WRITTEN TASK: In the listing below, locate the lines bearing the word "Rooms". Copy every one of them.

SUPPLIED RECORDS:
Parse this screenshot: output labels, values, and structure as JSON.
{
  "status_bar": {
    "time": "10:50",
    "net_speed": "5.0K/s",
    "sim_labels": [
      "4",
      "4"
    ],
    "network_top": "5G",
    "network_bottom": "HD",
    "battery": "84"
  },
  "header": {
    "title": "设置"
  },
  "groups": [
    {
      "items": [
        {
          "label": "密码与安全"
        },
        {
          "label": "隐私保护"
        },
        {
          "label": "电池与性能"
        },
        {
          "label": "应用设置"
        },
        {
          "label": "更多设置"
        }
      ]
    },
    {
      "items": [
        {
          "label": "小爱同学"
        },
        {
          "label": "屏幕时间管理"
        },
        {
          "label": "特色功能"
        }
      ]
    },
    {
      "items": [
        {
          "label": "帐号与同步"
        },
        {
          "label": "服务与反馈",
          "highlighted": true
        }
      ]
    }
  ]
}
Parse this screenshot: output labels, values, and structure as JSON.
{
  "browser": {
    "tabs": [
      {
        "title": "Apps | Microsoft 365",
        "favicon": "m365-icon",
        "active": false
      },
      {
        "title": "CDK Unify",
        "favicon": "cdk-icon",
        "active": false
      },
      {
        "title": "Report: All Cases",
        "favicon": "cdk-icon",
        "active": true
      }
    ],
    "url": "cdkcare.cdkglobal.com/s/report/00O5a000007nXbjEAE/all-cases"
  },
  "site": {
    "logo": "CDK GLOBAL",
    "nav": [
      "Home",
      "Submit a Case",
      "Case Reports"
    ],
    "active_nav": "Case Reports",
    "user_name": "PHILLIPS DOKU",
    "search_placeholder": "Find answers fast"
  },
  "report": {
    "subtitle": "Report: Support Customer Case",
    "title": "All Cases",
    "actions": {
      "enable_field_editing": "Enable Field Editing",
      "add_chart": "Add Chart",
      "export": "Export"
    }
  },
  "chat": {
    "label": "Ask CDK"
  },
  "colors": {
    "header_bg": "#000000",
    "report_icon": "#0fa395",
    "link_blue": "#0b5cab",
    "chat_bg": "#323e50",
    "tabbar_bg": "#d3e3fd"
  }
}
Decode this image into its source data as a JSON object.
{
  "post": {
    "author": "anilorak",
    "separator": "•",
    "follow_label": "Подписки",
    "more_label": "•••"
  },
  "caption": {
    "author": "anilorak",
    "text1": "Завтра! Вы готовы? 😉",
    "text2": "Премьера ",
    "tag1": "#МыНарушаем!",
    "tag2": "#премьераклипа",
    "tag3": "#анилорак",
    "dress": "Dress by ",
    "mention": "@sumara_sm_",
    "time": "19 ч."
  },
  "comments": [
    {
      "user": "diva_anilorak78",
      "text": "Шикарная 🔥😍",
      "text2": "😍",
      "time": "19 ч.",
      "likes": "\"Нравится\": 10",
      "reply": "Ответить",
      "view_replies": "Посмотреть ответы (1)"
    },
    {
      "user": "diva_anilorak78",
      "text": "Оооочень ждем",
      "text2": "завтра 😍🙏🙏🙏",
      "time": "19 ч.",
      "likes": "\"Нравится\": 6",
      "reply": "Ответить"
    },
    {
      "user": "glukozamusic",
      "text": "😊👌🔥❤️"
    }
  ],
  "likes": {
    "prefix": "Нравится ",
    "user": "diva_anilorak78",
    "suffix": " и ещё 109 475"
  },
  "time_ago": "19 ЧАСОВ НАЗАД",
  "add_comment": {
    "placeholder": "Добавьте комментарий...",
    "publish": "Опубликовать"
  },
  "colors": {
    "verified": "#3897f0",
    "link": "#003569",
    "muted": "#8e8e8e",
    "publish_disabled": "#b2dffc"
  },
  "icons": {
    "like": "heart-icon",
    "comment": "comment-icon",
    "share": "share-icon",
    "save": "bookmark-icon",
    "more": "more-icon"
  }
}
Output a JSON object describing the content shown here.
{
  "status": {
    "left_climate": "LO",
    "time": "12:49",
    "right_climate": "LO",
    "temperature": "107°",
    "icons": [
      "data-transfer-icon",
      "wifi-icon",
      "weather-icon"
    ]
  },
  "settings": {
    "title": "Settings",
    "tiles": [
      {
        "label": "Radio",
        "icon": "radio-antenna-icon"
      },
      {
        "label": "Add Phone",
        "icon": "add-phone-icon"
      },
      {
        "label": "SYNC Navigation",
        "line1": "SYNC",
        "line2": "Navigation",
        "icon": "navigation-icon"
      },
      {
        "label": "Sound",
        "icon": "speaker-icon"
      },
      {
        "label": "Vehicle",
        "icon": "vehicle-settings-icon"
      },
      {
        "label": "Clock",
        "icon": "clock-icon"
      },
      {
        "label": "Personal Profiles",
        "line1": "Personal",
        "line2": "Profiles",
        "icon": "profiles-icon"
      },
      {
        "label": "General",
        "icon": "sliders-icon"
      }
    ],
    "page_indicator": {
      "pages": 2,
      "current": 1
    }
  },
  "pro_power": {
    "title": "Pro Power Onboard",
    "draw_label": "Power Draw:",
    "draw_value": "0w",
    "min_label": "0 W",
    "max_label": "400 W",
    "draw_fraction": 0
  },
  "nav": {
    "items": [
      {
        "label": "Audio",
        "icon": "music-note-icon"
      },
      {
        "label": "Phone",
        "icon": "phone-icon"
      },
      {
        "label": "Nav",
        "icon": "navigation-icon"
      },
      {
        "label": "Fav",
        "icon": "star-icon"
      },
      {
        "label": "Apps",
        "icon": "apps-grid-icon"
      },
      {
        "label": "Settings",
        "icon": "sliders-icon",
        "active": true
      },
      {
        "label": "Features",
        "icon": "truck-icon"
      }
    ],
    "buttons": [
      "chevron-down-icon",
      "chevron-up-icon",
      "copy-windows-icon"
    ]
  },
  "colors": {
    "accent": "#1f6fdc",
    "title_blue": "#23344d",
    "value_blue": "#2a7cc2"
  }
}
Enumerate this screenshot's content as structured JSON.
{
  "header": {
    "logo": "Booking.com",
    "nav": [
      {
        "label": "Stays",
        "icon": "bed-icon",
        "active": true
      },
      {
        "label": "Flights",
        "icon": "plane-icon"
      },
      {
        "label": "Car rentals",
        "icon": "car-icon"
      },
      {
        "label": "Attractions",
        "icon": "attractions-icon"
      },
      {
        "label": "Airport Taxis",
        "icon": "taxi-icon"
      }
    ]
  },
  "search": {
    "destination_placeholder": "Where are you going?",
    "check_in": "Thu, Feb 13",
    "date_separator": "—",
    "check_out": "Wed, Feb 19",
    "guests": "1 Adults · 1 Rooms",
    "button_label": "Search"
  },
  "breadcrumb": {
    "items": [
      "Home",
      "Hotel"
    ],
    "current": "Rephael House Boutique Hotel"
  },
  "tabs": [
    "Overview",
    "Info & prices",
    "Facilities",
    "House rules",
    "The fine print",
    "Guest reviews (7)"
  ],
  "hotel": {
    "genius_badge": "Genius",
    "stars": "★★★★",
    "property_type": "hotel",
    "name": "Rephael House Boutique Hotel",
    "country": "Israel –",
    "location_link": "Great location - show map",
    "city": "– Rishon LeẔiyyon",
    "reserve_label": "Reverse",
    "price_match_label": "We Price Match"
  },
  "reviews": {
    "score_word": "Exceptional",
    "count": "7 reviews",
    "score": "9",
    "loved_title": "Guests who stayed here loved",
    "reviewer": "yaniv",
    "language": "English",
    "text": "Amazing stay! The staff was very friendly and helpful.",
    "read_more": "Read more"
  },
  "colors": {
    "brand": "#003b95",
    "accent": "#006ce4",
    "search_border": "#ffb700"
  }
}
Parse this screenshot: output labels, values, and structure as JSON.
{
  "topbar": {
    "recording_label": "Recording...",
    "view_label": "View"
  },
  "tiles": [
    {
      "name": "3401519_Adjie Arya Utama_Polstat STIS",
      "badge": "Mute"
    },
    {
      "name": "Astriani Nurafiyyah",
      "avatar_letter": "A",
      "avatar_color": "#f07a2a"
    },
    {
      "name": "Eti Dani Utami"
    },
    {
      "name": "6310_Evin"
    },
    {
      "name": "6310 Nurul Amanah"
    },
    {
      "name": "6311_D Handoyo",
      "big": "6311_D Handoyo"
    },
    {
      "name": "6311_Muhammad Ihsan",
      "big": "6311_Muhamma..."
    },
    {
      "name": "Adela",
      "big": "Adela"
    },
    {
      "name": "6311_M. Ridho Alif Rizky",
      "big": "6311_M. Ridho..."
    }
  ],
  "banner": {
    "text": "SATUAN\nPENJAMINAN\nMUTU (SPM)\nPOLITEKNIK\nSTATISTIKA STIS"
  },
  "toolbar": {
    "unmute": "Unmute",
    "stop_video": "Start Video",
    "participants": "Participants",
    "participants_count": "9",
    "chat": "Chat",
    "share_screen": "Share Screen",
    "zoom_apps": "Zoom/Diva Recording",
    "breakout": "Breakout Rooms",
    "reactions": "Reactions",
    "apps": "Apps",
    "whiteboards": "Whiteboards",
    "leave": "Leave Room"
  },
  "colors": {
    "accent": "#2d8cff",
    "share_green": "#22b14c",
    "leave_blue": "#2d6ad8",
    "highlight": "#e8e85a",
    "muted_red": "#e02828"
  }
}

TASK RESULT:
    "guests": "1 Adults · 1 Rooms",
    "breakout": "Breakout Rooms",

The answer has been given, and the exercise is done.